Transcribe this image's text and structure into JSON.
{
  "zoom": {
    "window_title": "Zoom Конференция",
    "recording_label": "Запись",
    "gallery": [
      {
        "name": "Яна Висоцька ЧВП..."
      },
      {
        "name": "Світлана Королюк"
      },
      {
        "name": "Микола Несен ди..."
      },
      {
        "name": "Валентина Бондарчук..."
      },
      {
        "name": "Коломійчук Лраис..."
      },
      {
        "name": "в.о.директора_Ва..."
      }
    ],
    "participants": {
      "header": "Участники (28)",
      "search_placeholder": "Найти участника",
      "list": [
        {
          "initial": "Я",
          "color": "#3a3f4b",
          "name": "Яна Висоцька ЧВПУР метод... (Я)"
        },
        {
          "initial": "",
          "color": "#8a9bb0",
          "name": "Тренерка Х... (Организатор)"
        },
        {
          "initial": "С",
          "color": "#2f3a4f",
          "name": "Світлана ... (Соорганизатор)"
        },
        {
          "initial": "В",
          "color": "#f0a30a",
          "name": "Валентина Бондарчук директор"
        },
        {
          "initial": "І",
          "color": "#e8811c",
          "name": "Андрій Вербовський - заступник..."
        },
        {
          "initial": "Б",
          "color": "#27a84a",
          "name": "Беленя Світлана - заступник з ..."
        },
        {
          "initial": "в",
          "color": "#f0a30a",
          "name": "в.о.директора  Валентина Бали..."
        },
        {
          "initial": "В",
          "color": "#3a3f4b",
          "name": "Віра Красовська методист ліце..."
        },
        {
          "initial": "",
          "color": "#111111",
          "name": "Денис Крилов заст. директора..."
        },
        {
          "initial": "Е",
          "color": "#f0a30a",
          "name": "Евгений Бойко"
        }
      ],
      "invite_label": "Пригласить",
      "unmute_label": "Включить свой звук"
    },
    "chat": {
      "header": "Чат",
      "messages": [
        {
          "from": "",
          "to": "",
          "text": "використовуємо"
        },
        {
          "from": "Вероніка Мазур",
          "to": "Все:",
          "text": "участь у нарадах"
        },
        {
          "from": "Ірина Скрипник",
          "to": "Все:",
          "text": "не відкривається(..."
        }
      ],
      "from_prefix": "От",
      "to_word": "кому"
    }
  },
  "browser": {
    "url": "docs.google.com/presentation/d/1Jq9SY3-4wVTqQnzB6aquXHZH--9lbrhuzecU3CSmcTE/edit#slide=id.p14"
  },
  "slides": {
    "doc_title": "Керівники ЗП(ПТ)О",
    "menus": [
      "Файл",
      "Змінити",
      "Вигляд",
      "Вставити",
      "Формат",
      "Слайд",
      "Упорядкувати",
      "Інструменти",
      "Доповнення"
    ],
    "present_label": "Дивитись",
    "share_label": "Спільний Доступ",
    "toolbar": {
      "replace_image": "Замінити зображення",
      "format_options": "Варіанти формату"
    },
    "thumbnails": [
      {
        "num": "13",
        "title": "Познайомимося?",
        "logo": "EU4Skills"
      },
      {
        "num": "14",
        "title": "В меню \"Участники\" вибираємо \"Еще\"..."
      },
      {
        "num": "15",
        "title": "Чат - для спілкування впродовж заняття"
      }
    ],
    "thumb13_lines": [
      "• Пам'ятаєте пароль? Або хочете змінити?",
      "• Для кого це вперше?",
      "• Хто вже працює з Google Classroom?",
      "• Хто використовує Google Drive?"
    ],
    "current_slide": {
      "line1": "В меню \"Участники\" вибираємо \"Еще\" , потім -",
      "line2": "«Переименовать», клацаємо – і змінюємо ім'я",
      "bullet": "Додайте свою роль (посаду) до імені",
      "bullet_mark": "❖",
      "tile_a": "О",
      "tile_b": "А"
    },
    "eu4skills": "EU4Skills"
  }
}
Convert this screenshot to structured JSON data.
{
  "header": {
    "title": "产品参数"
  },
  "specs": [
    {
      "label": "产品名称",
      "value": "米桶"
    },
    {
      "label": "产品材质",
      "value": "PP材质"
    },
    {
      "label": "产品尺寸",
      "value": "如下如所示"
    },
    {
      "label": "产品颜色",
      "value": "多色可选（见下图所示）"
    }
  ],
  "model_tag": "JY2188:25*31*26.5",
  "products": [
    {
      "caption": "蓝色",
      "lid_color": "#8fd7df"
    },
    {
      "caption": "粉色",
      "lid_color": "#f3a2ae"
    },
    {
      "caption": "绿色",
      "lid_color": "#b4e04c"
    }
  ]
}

*The problem*
Check every line of the data above for the string "Участники", and copy those that have it.

*Written reply*
      "header": "Участники (28)",
        "title": "В меню \"Участники\" вибираємо \"Еще\"..."
      "line1": "В меню \"Участники\" вибираємо \"Еще\" , потім -",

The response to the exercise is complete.